What you are asked to do -
Every record below should be copied exactly, with the pictures left out.

Document page text data:
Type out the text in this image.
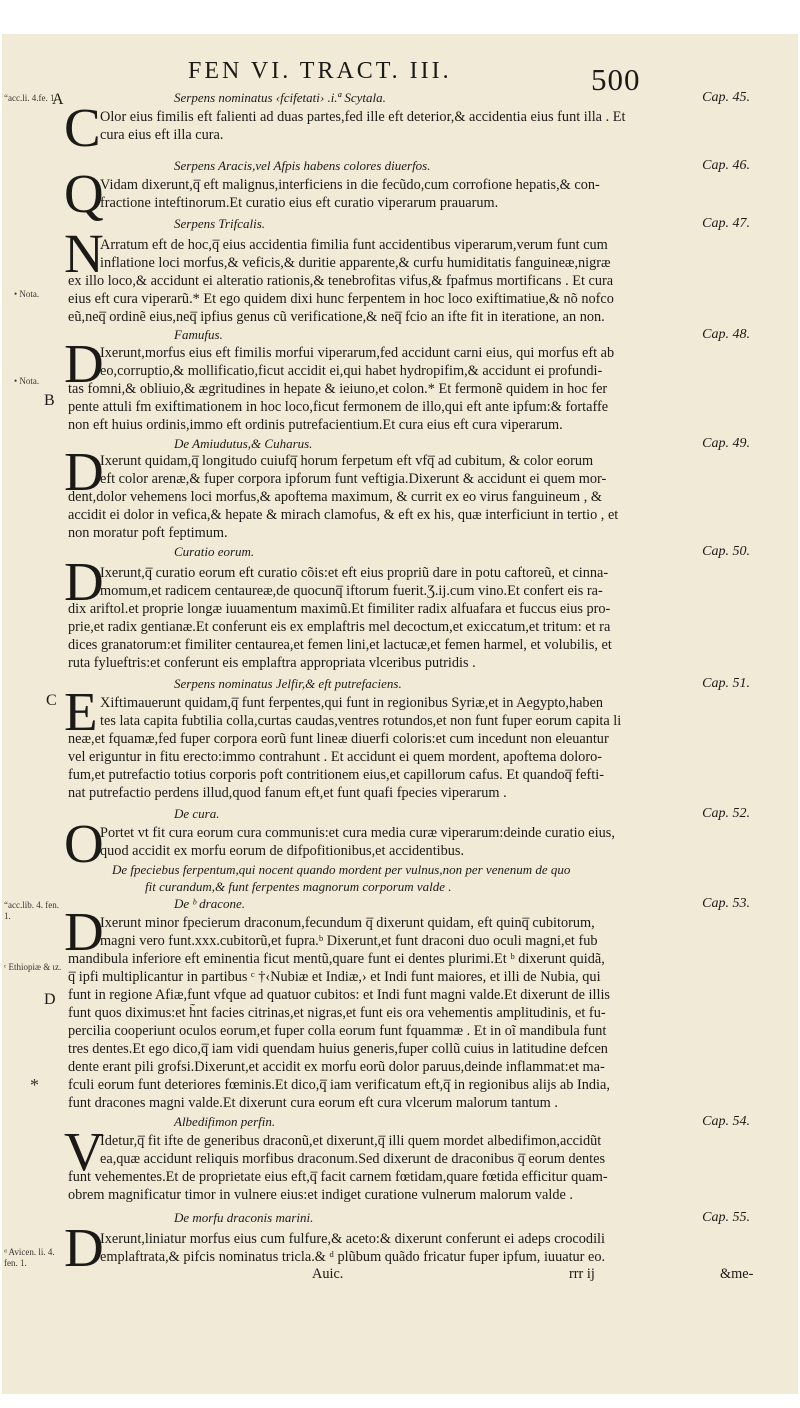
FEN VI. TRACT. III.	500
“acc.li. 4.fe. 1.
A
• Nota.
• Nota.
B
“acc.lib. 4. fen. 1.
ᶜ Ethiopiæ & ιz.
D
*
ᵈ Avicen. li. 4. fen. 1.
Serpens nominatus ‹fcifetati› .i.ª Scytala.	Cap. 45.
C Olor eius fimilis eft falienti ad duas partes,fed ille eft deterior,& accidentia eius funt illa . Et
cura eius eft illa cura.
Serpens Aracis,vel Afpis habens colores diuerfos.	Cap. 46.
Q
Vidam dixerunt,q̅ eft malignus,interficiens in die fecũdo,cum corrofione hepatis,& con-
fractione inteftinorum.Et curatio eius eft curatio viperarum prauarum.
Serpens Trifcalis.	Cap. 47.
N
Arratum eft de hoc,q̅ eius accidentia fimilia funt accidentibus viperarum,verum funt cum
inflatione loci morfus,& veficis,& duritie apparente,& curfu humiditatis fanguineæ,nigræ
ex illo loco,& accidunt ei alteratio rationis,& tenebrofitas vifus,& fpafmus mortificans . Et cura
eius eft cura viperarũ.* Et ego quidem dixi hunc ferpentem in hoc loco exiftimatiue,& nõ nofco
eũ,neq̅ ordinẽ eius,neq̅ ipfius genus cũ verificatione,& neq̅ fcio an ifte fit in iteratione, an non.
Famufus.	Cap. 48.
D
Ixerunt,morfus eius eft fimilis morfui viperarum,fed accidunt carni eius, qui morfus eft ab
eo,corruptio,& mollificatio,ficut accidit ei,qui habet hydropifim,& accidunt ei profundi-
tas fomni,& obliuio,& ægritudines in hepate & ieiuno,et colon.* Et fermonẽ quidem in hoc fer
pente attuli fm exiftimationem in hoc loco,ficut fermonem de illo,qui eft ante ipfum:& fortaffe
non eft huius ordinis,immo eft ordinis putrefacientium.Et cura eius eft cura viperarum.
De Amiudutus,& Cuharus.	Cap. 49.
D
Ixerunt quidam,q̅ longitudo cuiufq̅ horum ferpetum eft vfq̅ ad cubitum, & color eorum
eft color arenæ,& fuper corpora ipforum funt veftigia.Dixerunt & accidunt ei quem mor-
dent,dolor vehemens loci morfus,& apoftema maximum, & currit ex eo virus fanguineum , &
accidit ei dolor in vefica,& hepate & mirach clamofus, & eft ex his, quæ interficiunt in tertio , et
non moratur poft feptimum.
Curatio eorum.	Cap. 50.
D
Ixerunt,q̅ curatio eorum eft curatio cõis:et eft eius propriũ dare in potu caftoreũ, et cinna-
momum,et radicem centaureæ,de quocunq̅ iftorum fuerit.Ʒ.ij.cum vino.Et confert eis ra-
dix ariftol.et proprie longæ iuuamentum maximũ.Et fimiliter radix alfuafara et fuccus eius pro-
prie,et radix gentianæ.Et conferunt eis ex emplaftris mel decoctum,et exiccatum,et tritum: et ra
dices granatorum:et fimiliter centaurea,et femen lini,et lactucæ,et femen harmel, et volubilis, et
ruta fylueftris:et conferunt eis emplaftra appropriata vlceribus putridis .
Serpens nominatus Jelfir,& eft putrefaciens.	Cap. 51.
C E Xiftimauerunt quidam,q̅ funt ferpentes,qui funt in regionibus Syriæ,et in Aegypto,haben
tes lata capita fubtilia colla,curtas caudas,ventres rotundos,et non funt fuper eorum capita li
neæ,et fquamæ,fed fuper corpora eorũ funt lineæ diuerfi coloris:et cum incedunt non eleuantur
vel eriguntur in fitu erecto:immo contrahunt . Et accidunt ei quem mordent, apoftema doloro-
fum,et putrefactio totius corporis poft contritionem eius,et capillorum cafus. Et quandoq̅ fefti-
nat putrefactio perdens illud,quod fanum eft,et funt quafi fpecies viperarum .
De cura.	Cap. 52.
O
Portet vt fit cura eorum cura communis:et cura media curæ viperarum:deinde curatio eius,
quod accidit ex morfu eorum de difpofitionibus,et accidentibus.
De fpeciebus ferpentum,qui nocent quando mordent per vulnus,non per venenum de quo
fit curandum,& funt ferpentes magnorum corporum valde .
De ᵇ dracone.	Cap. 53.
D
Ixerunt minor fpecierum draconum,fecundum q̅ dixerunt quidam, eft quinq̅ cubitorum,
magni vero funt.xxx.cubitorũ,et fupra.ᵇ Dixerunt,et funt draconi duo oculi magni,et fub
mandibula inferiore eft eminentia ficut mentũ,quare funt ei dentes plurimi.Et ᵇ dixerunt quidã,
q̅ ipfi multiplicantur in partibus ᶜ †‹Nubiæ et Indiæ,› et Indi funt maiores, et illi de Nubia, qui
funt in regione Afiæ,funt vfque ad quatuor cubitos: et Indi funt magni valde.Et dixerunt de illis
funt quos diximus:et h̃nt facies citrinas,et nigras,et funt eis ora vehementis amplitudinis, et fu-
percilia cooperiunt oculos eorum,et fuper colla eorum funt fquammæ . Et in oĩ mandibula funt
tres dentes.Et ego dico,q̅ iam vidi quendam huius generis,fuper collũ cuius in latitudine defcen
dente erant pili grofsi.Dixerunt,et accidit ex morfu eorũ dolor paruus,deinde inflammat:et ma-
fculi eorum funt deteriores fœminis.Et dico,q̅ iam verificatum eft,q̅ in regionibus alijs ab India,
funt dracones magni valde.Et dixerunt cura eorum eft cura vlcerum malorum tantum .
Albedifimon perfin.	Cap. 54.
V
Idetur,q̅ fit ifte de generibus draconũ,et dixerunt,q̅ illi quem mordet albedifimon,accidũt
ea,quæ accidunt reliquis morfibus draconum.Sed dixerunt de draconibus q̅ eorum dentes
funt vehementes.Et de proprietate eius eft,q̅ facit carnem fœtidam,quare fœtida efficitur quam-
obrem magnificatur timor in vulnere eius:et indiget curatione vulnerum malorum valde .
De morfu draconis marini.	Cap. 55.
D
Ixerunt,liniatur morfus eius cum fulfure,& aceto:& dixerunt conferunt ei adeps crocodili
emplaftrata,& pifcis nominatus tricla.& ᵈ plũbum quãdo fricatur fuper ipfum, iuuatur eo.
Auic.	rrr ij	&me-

Answer space -
Type out the text in this image.
FEN VI. TRACT. III.	500
“acc.li. 4.fe. 1.
A
• Nota.
• Nota.
B
“acc.lib. 4. fen. 1.
ᶜ Ethiopiæ & ιz.
D
*
ᵈ Avicen. li. 4. fen. 1.
Serpens nominatus ‹fcifetati› .i.ª Scytala.	Cap. 45.
C Olor eius fimilis eft falienti ad duas partes,fed ille eft deterior,& accidentia eius funt illa . Et
cura eius eft illa cura.
Serpens Aracis,vel Afpis habens colores diuerfos.	Cap. 46.
Q
Vidam dixerunt,q̅ eft malignus,interficiens in die fecũdo,cum corrofione hepatis,& con-
fractione inteftinorum.Et curatio eius eft curatio viperarum prauarum.
Serpens Trifcalis.	Cap. 47.
N
Arratum eft de hoc,q̅ eius accidentia fimilia funt accidentibus viperarum,verum funt cum
inflatione loci morfus,& veficis,& duritie apparente,& curfu humiditatis fanguineæ,nigræ
ex illo loco,& accidunt ei alteratio rationis,& tenebrofitas vifus,& fpafmus mortificans . Et cura
eius eft cura viperarũ.* Et ego quidem dixi hunc ferpentem in hoc loco exiftimatiue,& nõ nofco
eũ,neq̅ ordinẽ eius,neq̅ ipfius genus cũ verificatione,& neq̅ fcio an ifte fit in iteratione, an non.
Famufus.	Cap. 48.
D
Ixerunt,morfus eius eft fimilis morfui viperarum,fed accidunt carni eius, qui morfus eft ab
eo,corruptio,& mollificatio,ficut accidit ei,qui habet hydropifim,& accidunt ei profundi-
tas fomni,& obliuio,& ægritudines in hepate & ieiuno,et colon.* Et fermonẽ quidem in hoc fer
pente attuli fm exiftimationem in hoc loco,ficut fermonem de illo,qui eft ante ipfum:& fortaffe
non eft huius ordinis,immo eft ordinis putrefacientium.Et cura eius eft cura viperarum.
De Amiudutus,& Cuharus.	Cap. 49.
D
Ixerunt quidam,q̅ longitudo cuiufq̅ horum ferpetum eft vfq̅ ad cubitum, & color eorum
eft color arenæ,& fuper corpora ipforum funt veftigia.Dixerunt & accidunt ei quem mor-
dent,dolor vehemens loci morfus,& apoftema maximum, & currit ex eo virus fanguineum , &
accidit ei dolor in vefica,& hepate & mirach clamofus, & eft ex his, quæ interficiunt in tertio , et
non moratur poft feptimum.
Curatio eorum.	Cap. 50.
D
Ixerunt,q̅ curatio eorum eft curatio cõis:et eft eius propriũ dare in potu caftoreũ, et cinna-
momum,et radicem centaureæ,de quocunq̅ iftorum fuerit.Ʒ.ij.cum vino.Et confert eis ra-
dix ariftol.et proprie longæ iuuamentum maximũ.Et fimiliter radix alfuafara et fuccus eius pro-
prie,et radix gentianæ.Et conferunt eis ex emplaftris mel decoctum,et exiccatum,et tritum: et ra
dices granatorum:et fimiliter centaurea,et femen lini,et lactucæ,et femen harmel, et volubilis, et
ruta fylueftris:et conferunt eis emplaftra appropriata vlceribus putridis .
Serpens nominatus Jelfir,& eft putrefaciens.	Cap. 51.
C E Xiftimauerunt quidam,q̅ funt ferpentes,qui funt in regionibus Syriæ,et in Aegypto,haben
tes lata capita fubtilia colla,curtas caudas,ventres rotundos,et non funt fuper eorum capita li
neæ,et fquamæ,fed fuper corpora eorũ funt lineæ diuerfi coloris:et cum incedunt non eleuantur
vel eriguntur in fitu erecto:immo contrahunt . Et accidunt ei quem mordent, apoftema doloro-
fum,et putrefactio totius corporis poft contritionem eius,et capillorum cafus. Et quandoq̅ fefti-
nat putrefactio perdens illud,quod fanum eft,et funt quafi fpecies viperarum .
De cura.	Cap. 52.
O
Portet vt fit cura eorum cura communis:et cura media curæ viperarum:deinde curatio eius,
quod accidit ex morfu eorum de difpofitionibus,et accidentibus.
De fpeciebus ferpentum,qui nocent quando mordent per vulnus,non per venenum de quo
fit curandum,& funt ferpentes magnorum corporum valde .
De ᵇ dracone.	Cap. 53.
D
Ixerunt minor fpecierum draconum,fecundum q̅ dixerunt quidam, eft quinq̅ cubitorum,
magni vero funt.xxx.cubitorũ,et fupra.ᵇ Dixerunt,et funt draconi duo oculi magni,et fub
mandibula inferiore eft eminentia ficut mentũ,quare funt ei dentes plurimi.Et ᵇ dixerunt quidã,
q̅ ipfi multiplicantur in partibus ᶜ †‹Nubiæ et Indiæ,› et Indi funt maiores, et illi de Nubia, qui
funt in regione Afiæ,funt vfque ad quatuor cubitos: et Indi funt magni valde.Et dixerunt de illis
funt quos diximus:et h̃nt facies citrinas,et nigras,et funt eis ora vehementis amplitudinis, et fu-
percilia cooperiunt oculos eorum,et fuper colla eorum funt fquammæ . Et in oĩ mandibula funt
tres dentes.Et ego dico,q̅ iam vidi quendam huius generis,fuper collũ cuius in latitudine defcen
dente erant pili grofsi.Dixerunt,et accidit ex morfu eorũ dolor paruus,deinde inflammat:et ma-
fculi eorum funt deteriores fœminis.Et dico,q̅ iam verificatum eft,q̅ in regionibus alijs ab India,
funt dracones magni valde.Et dixerunt cura eorum eft cura vlcerum malorum tantum .
Albedifimon perfin.	Cap. 54.
V
Idetur,q̅ fit ifte de generibus draconũ,et dixerunt,q̅ illi quem mordet albedifimon,accidũt
ea,quæ accidunt reliquis morfibus draconum.Sed dixerunt de draconibus q̅ eorum dentes
funt vehementes.Et de proprietate eius eft,q̅ facit carnem fœtidam,quare fœtida efficitur quam-
obrem magnificatur timor in vulnere eius:et indiget curatione vulnerum malorum valde .
De morfu draconis marini.	Cap. 55.
D
Ixerunt,liniatur morfus eius cum fulfure,& aceto:& dixerunt conferunt ei adeps crocodili
emplaftrata,& pifcis nominatus tricla.& ᵈ plũbum quãdo fricatur fuper ipfum, iuuatur eo.
Auic.	rrr ij	&me-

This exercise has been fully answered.